| Problem to solve |
Comb the records below for the string "vagy" and copy each line where it turns up.

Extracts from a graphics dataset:

※

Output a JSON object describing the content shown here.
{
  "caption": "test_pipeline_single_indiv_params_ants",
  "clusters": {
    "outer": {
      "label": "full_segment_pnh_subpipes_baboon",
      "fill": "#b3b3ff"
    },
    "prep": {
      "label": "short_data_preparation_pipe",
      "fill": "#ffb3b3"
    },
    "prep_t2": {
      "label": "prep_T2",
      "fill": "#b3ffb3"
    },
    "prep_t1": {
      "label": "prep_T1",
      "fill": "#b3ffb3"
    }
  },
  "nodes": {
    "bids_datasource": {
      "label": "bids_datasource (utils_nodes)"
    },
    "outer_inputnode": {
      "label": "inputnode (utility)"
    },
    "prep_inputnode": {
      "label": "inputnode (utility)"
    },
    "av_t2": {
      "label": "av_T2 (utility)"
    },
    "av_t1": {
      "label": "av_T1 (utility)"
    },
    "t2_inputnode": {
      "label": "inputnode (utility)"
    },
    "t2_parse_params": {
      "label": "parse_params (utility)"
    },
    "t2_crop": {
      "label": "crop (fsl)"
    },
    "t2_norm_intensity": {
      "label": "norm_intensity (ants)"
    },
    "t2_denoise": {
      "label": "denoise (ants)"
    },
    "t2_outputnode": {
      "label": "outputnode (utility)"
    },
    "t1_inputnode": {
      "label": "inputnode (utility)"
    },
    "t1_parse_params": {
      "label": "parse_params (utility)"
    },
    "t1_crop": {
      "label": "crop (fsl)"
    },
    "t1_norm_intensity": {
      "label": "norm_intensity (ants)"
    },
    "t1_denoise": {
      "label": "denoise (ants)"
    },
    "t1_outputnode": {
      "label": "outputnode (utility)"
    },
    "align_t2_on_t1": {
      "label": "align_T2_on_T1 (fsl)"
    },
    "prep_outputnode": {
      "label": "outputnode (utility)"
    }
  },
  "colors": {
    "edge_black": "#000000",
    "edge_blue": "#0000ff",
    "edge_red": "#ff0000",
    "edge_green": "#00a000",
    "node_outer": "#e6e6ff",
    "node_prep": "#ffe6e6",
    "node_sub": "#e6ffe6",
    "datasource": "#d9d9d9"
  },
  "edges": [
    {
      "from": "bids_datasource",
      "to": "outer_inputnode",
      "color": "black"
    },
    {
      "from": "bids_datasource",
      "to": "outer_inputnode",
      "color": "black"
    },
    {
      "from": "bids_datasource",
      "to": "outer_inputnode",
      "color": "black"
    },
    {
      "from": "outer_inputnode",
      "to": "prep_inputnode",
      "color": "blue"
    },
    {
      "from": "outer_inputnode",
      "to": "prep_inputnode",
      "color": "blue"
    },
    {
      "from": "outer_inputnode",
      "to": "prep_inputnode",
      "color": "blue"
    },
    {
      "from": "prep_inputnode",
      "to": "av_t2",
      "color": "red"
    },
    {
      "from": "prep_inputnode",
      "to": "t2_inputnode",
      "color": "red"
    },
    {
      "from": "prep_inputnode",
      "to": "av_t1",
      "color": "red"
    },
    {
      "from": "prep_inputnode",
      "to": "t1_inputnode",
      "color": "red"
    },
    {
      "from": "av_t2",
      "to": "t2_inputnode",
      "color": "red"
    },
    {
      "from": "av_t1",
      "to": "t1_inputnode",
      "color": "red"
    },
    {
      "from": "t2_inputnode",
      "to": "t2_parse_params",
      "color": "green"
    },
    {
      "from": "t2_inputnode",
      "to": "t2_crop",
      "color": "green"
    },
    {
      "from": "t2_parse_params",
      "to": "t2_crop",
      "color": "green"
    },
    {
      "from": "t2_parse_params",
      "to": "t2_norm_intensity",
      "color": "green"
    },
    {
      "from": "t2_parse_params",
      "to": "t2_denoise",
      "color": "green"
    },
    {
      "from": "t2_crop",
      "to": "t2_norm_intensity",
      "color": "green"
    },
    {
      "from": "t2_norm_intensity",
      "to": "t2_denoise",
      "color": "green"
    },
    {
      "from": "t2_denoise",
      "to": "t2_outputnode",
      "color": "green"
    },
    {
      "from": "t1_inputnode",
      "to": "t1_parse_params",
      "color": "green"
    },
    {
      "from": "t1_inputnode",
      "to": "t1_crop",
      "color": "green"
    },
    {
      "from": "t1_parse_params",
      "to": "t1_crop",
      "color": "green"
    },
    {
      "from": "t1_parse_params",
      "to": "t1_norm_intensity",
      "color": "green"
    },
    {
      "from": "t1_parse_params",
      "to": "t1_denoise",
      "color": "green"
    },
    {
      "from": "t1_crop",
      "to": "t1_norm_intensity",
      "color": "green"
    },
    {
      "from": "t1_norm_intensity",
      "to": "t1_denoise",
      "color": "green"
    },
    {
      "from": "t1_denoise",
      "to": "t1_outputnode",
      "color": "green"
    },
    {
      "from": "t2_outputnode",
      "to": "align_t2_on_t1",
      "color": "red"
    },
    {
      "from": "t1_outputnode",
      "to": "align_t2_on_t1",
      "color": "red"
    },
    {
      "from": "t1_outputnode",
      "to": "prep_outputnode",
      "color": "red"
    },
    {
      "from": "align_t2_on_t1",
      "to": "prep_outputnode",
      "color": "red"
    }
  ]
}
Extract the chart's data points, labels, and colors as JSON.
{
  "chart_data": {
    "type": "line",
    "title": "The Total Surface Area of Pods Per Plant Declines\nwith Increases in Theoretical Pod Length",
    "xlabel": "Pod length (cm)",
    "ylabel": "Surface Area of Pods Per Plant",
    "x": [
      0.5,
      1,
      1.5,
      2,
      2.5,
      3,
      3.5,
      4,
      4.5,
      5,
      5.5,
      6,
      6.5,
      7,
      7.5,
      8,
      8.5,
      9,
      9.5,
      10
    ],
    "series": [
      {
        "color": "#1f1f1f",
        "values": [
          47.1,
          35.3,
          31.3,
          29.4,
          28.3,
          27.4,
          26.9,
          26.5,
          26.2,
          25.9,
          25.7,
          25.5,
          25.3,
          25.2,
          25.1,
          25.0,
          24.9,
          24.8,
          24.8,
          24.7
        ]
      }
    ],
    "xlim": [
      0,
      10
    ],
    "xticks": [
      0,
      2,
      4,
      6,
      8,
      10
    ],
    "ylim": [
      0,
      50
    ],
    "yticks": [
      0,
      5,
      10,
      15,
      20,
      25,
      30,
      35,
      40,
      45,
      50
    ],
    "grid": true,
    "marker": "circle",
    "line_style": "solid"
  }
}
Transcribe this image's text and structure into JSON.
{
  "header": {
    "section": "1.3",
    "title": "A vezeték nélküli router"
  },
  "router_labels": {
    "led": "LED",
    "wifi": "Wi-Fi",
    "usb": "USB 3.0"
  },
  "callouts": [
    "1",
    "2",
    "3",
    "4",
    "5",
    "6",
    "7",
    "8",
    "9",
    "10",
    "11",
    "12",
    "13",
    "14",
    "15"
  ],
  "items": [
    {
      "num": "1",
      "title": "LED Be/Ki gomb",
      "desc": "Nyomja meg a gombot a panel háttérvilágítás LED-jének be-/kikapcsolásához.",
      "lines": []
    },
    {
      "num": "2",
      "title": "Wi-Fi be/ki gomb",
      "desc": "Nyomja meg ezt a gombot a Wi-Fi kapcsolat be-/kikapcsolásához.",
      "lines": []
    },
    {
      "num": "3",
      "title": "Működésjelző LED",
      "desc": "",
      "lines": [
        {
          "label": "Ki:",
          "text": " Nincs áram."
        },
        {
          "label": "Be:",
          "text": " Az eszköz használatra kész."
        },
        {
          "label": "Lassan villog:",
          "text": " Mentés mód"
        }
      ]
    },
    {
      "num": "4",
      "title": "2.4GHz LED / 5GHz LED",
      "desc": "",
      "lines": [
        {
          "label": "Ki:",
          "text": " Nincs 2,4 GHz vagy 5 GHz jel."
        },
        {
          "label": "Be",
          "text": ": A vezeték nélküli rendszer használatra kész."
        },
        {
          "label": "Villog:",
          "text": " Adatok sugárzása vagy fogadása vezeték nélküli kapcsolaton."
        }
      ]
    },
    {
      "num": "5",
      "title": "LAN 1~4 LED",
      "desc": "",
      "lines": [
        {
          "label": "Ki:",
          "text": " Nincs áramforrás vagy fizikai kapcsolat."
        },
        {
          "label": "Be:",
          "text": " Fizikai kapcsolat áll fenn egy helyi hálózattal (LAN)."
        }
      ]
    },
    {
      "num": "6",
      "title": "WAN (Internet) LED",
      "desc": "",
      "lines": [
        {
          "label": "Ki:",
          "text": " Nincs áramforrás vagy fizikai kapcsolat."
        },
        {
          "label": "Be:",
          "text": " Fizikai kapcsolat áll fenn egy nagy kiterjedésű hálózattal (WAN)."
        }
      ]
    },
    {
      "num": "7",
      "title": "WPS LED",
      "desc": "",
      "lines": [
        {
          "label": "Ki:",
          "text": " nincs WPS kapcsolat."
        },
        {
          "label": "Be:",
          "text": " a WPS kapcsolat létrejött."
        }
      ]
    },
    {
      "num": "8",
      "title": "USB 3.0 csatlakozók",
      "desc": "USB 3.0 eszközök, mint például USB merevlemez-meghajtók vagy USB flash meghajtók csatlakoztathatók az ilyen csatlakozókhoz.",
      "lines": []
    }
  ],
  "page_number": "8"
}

※

| Response to this task |
          "text": " Nincs 2,4 GHz vagy 5 GHz jel."
          "text": " Adatok sugárzása vagy fogadása vezeték nélküli kapcsolaton."
          "text": " Nincs áramforrás vagy fizikai kapcsolat."
          "text": " Nincs áramforrás vagy fizikai kapcsolat."
      "desc": "USB 3.0 eszközök, mint például USB merevlemez-meghajtók vagy USB flash meghajtók csatlakoztathatók az ilyen csatlakozókhoz.",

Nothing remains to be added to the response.